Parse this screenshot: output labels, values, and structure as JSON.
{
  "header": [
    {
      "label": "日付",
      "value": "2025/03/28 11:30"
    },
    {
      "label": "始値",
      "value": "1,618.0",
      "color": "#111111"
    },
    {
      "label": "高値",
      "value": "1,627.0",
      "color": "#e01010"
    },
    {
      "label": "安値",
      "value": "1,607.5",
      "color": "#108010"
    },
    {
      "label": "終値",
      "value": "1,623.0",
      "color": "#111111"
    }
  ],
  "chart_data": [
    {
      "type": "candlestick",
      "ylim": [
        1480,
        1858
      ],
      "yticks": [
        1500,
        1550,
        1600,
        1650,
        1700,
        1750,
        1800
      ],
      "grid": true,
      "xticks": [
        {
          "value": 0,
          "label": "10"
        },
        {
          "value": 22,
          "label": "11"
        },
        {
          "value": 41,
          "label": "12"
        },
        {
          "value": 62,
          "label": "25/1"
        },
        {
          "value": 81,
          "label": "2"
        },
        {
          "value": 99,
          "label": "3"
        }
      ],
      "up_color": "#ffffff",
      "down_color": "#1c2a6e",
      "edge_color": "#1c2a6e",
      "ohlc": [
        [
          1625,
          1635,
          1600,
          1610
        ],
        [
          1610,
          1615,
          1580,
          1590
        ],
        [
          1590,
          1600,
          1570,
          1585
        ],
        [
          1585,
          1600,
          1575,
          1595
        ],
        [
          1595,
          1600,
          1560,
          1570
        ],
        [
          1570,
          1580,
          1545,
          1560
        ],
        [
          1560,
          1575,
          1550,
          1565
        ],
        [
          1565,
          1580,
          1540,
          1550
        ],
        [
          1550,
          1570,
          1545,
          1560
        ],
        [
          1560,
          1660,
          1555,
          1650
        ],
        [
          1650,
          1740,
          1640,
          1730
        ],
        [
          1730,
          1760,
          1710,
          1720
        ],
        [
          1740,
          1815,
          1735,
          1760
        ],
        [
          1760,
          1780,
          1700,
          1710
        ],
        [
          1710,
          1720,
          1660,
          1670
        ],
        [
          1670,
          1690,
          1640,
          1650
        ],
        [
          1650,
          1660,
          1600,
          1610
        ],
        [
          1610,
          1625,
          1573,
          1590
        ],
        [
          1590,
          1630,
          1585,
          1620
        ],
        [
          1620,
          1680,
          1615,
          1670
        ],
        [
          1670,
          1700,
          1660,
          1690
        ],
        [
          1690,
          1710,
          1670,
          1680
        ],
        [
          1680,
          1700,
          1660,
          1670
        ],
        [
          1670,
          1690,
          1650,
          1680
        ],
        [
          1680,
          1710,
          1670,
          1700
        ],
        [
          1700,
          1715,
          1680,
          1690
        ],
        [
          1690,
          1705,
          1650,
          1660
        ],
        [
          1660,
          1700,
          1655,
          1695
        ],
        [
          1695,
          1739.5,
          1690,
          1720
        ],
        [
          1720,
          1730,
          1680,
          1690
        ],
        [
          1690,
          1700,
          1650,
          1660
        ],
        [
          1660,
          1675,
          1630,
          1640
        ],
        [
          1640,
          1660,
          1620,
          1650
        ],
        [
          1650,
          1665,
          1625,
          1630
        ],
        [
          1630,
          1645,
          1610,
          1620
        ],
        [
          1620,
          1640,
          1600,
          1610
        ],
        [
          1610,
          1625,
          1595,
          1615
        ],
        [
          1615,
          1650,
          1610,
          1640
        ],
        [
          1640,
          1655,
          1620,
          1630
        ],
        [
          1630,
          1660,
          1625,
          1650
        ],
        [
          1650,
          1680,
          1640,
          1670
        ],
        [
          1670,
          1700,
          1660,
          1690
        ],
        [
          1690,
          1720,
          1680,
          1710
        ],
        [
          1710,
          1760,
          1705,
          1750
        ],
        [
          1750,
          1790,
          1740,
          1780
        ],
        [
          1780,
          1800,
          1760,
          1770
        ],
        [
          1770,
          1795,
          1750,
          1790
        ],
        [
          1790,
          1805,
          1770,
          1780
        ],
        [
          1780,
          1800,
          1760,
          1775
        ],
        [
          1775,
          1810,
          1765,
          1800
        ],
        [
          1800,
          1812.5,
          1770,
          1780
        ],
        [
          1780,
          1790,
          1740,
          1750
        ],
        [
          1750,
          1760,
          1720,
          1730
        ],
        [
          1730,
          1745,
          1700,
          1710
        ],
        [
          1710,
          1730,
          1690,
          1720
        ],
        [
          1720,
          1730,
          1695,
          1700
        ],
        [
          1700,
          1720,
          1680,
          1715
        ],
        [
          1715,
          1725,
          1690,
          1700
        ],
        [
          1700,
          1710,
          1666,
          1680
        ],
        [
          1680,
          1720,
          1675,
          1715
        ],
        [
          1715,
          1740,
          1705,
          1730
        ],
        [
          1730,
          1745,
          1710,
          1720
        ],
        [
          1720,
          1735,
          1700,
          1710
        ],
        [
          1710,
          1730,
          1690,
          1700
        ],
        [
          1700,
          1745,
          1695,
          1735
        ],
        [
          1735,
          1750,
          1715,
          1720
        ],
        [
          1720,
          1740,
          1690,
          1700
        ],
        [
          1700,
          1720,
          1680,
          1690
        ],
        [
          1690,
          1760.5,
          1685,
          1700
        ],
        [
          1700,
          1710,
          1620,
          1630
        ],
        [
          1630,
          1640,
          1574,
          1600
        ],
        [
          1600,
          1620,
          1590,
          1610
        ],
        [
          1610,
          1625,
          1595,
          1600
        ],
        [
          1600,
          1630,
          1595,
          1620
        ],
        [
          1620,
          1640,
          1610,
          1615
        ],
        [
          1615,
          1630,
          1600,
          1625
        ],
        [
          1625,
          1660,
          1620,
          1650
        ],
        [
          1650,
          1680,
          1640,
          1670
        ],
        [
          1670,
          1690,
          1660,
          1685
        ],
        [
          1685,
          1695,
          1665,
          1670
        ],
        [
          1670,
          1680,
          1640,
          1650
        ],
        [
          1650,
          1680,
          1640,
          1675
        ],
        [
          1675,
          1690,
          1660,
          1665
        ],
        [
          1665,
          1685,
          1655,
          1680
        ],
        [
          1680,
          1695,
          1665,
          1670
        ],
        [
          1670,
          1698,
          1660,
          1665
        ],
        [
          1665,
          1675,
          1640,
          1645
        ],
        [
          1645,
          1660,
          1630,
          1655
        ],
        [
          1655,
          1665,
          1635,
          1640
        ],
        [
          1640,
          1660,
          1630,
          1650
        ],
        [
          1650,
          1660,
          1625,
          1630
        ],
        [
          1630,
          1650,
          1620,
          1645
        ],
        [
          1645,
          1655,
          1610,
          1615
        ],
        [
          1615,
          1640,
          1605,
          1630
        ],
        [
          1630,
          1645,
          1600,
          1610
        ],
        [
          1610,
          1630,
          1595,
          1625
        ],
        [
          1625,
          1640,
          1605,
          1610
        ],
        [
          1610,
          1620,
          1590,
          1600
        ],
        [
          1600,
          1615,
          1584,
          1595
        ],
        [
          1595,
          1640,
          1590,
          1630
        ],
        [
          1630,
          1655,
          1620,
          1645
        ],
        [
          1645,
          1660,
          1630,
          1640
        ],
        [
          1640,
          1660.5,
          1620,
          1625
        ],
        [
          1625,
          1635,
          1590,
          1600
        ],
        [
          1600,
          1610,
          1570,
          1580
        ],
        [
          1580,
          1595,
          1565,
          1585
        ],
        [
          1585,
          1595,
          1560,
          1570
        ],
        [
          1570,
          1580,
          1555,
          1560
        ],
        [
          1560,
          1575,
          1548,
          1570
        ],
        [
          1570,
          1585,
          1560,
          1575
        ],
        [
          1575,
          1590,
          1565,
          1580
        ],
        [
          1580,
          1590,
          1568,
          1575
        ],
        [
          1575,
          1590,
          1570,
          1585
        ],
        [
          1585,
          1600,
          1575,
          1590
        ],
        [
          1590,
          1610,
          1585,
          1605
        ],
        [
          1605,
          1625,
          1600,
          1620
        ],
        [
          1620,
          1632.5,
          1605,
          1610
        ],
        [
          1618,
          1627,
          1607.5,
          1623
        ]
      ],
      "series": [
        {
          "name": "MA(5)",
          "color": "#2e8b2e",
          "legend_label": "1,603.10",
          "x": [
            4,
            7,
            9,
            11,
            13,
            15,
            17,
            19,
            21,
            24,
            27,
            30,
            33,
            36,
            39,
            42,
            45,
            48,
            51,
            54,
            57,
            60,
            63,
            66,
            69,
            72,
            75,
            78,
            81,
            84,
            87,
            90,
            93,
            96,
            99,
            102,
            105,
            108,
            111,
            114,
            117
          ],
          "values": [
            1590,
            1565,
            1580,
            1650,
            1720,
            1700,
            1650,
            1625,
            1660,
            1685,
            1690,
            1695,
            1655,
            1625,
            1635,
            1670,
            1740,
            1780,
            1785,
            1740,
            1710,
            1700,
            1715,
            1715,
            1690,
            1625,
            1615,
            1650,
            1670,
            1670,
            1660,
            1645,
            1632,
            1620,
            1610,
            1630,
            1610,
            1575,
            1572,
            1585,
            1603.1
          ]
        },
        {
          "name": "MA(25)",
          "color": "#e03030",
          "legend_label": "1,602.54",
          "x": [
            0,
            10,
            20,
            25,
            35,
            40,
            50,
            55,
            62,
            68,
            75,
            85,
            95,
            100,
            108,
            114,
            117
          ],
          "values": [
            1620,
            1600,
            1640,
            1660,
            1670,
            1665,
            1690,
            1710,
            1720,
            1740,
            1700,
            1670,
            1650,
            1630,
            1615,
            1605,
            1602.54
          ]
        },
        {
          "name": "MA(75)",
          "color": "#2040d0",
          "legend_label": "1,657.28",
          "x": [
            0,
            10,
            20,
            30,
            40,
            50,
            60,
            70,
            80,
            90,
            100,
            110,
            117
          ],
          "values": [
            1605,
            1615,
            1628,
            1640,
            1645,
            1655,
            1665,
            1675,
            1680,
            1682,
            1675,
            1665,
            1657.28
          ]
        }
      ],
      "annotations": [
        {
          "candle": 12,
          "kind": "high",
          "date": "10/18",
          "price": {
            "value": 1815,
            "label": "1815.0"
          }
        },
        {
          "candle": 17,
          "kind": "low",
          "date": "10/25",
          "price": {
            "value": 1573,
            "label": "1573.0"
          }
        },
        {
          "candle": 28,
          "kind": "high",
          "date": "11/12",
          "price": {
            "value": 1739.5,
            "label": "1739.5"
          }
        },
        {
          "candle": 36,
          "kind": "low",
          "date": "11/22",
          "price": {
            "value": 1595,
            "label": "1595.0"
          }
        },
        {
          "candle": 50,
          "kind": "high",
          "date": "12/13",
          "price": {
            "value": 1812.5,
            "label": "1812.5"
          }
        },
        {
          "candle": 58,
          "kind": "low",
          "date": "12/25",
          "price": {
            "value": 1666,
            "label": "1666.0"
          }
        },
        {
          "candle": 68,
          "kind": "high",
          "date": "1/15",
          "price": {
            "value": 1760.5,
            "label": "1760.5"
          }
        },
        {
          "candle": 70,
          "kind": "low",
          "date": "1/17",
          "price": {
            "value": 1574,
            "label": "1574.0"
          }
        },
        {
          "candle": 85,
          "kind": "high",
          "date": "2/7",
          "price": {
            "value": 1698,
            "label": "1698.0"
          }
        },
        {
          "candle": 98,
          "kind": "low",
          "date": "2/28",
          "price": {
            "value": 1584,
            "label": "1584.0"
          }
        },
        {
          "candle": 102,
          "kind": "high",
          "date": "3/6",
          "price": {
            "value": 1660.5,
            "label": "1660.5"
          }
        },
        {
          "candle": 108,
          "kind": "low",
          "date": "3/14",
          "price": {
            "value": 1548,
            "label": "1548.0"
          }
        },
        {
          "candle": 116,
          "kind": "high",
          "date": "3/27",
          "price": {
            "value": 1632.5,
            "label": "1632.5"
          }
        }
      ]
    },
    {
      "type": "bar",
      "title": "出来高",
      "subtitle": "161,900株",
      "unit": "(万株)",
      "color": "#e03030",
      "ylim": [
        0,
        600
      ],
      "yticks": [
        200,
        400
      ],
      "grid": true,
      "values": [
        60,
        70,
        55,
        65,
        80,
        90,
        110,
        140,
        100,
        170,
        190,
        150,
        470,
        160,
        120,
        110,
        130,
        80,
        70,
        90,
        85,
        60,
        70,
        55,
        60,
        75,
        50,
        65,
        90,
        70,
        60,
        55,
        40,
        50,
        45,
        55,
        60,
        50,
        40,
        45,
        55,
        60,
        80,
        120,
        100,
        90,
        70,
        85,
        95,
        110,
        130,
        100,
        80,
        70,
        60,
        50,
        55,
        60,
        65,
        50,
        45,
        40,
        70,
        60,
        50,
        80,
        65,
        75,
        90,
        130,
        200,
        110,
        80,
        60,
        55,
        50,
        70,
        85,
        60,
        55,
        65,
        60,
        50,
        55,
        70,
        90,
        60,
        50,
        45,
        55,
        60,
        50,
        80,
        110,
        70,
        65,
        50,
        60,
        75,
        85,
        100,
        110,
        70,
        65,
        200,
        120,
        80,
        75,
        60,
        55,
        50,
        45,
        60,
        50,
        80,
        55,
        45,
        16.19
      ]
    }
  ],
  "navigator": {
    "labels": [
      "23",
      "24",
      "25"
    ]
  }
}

▶ _EXERCISE BRIEF_:
In the entries above, identify every line with the string "labels".

▶ _FULL OUTPUT_:
Parse this screenshot: output labels, values, and structure as JSON.
    "labels": [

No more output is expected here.